» **Aim of the exercise**: Show every line where "Spring" occurs.

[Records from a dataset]
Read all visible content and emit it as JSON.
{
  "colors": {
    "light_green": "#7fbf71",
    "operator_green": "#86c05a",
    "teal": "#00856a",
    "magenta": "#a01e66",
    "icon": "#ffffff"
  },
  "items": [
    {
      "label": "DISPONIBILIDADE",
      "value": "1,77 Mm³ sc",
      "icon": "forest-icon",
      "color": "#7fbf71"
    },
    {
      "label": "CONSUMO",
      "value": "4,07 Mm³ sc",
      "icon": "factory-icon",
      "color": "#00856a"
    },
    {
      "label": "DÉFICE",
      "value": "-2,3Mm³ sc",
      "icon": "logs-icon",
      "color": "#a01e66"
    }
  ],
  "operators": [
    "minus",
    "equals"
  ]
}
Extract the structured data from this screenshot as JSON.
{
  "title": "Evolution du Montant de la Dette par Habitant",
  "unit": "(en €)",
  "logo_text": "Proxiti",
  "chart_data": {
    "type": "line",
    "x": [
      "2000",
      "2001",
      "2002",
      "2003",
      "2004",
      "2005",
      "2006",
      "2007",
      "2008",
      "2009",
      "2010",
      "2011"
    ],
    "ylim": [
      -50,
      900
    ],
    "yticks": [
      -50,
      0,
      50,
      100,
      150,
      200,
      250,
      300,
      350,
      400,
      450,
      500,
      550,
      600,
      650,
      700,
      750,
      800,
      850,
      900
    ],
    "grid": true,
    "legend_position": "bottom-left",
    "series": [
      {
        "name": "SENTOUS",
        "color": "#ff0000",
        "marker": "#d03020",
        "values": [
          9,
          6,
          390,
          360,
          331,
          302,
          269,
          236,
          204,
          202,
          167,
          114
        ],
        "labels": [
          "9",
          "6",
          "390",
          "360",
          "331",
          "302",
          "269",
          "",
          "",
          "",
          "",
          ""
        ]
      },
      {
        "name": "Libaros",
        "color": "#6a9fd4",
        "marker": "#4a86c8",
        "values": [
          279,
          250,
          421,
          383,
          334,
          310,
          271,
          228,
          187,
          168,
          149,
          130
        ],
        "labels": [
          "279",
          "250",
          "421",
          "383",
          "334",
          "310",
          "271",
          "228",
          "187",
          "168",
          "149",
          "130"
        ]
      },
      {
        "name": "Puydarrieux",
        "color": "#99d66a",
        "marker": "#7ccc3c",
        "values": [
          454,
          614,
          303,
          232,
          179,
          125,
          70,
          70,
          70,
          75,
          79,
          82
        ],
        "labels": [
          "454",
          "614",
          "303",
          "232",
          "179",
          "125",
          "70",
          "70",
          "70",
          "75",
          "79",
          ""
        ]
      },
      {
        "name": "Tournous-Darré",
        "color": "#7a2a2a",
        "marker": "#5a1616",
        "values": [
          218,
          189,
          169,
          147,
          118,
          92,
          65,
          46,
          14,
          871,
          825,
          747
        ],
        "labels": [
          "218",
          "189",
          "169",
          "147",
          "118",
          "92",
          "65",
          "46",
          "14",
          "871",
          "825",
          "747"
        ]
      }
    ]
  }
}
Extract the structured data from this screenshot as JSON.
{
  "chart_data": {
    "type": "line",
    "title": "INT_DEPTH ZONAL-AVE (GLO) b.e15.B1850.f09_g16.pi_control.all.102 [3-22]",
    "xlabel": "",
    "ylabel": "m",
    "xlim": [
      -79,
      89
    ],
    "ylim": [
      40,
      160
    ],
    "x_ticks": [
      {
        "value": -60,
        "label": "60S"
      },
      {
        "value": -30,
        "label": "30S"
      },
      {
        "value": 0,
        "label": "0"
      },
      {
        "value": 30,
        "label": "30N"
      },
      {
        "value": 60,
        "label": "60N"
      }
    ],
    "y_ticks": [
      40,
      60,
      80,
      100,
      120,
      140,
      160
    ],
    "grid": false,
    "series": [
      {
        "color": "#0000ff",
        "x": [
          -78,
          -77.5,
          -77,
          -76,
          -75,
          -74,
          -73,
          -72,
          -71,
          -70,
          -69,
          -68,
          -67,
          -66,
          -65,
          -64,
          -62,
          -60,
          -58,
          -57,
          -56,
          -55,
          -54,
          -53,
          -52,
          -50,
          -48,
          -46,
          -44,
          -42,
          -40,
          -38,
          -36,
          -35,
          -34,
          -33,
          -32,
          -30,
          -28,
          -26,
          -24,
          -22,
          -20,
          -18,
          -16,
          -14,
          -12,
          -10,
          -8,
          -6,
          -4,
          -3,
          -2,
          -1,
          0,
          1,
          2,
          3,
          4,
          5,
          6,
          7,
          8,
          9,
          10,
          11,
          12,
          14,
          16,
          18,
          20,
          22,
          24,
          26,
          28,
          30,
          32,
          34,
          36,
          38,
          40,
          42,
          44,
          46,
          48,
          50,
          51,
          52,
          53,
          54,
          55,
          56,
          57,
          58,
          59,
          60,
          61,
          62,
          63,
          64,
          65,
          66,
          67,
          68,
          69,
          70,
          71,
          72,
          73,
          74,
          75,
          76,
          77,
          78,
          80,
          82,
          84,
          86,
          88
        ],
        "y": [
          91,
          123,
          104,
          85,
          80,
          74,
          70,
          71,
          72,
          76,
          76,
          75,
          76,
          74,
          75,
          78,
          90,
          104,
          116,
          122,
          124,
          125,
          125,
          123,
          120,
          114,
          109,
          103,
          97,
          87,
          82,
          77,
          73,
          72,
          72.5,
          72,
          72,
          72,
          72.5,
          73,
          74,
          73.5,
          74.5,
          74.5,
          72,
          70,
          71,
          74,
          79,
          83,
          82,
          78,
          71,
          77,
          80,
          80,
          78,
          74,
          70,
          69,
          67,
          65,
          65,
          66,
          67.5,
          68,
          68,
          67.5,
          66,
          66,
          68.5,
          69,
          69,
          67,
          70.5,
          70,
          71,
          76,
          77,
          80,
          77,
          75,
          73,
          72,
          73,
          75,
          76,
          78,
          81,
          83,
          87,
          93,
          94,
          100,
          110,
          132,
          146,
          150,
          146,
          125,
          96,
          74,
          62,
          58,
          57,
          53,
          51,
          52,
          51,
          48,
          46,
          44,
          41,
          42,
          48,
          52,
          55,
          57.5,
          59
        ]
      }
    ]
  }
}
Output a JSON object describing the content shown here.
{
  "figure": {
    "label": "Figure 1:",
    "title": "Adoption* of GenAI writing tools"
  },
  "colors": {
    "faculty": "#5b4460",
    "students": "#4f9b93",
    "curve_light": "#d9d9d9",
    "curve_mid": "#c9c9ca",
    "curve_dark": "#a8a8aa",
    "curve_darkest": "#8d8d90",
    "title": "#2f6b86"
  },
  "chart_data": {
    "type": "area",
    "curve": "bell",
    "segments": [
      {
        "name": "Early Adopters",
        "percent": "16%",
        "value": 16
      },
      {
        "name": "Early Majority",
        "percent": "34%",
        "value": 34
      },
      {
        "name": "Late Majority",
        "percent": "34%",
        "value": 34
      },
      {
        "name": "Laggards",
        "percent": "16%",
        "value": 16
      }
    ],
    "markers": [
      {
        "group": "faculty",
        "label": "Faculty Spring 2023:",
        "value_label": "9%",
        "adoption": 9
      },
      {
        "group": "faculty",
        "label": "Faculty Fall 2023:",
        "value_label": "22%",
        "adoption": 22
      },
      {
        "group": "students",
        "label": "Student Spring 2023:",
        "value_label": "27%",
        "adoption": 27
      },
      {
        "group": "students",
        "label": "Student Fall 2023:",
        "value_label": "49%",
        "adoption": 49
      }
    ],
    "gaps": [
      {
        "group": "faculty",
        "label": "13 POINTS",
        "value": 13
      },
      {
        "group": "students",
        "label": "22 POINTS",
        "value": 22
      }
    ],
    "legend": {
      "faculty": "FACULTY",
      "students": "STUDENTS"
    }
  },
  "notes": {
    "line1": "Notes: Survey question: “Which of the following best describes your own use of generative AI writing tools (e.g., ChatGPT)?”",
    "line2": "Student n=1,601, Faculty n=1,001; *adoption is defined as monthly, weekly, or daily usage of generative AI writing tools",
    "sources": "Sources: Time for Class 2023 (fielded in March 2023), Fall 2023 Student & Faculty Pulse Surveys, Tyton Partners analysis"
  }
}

» **Exercise response**:
        "label": "Faculty Spring 2023:",
        "label": "Student Spring 2023:",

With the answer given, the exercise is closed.